═══ Input material

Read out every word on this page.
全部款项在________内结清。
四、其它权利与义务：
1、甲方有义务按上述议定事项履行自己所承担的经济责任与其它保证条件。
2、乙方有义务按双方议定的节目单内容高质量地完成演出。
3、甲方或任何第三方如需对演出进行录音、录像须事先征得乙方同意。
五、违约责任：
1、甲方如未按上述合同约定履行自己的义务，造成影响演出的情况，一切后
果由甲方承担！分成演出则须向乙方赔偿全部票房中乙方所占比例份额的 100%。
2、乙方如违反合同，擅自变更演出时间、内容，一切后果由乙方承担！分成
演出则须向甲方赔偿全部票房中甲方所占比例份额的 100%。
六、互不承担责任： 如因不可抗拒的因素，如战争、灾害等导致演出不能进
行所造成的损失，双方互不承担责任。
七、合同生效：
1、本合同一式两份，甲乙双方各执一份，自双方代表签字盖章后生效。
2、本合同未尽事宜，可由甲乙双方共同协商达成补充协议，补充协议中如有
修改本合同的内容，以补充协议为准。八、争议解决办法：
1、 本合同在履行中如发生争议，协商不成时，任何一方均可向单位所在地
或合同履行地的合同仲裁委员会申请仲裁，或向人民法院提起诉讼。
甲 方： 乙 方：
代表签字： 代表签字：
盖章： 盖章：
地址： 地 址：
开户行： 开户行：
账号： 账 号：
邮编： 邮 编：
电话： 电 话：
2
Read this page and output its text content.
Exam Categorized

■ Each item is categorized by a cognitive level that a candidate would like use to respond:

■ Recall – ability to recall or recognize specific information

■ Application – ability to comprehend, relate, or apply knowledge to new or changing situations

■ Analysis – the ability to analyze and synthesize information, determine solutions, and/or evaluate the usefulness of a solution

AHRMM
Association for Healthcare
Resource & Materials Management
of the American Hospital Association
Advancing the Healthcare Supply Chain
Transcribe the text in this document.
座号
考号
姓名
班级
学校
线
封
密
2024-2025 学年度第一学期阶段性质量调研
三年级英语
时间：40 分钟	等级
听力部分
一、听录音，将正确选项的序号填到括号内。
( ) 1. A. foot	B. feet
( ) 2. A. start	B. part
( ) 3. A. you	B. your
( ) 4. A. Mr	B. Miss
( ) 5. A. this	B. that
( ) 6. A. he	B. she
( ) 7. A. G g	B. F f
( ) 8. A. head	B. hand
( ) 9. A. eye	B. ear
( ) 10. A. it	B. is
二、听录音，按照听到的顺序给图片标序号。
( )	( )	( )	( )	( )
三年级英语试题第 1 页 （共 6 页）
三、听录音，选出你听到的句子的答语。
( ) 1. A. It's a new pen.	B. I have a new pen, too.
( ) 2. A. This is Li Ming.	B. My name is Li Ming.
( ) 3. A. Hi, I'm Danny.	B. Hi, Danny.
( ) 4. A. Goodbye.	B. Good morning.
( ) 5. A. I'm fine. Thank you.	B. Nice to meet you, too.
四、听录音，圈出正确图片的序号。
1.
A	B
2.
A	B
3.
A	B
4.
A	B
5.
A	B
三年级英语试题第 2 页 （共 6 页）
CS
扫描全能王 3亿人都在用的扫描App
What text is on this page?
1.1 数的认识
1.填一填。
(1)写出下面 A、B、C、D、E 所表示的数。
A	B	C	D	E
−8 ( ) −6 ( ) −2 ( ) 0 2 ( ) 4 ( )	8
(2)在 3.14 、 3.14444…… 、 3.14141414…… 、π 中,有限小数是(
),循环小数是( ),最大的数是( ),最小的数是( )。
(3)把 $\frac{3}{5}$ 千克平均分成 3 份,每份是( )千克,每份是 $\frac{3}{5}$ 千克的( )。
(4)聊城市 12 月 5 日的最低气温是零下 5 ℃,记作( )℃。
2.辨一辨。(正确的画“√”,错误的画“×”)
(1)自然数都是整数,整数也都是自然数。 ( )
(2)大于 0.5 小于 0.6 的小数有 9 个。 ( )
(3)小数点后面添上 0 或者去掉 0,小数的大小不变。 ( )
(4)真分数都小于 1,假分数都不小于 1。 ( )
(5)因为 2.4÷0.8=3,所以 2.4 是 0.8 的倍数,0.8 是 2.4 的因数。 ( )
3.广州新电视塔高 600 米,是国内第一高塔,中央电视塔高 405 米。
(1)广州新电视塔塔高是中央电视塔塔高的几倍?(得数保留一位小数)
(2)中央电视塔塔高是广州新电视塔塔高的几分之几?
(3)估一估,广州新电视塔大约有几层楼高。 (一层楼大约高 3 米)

══════

Return exactly the lines from the one containing "What text is on this page?" through the last line of the records above, both included, and nothing else.

What text is on this page?
1.1 数的认识
1.填一填。
(1)写出下面 A、B、C、D、E 所表示的数。
A	B	C	D	E
−8 ( ) −6 ( ) −2 ( ) 0 2 ( ) 4 ( )	8
(2)在 3.14 、 3.14444…… 、 3.14141414…… 、π 中,有限小数是(
),循环小数是( ),最大的数是( ),最小的数是( )。
(3)把 $\frac{3}{5}$ 千克平均分成 3 份,每份是( )千克,每份是 $\frac{3}{5}$ 千克的( )。
(4)聊城市 12 月 5 日的最低气温是零下 5 ℃,记作( )℃。
2.辨一辨。(正确的画“√”,错误的画“×”)
(1)自然数都是整数,整数也都是自然数。 ( )
(2)大于 0.5 小于 0.6 的小数有 9 个。 ( )
(3)小数点后面添上 0 或者去掉 0,小数的大小不变。 ( )
(4)真分数都小于 1,假分数都不小于 1。 ( )
(5)因为 2.4÷0.8=3,所以 2.4 是 0.8 的倍数,0.8 是 2.4 的因数。 ( )
3.广州新电视塔高 600 米,是国内第一高塔,中央电视塔高 405 米。
(1)广州新电视塔塔高是中央电视塔塔高的几倍?(得数保留一位小数)
(2)中央电视塔塔高是广州新电视塔塔高的几分之几?
(3)估一估,广州新电视塔大约有几层楼高。 (一层楼大约高 3 米)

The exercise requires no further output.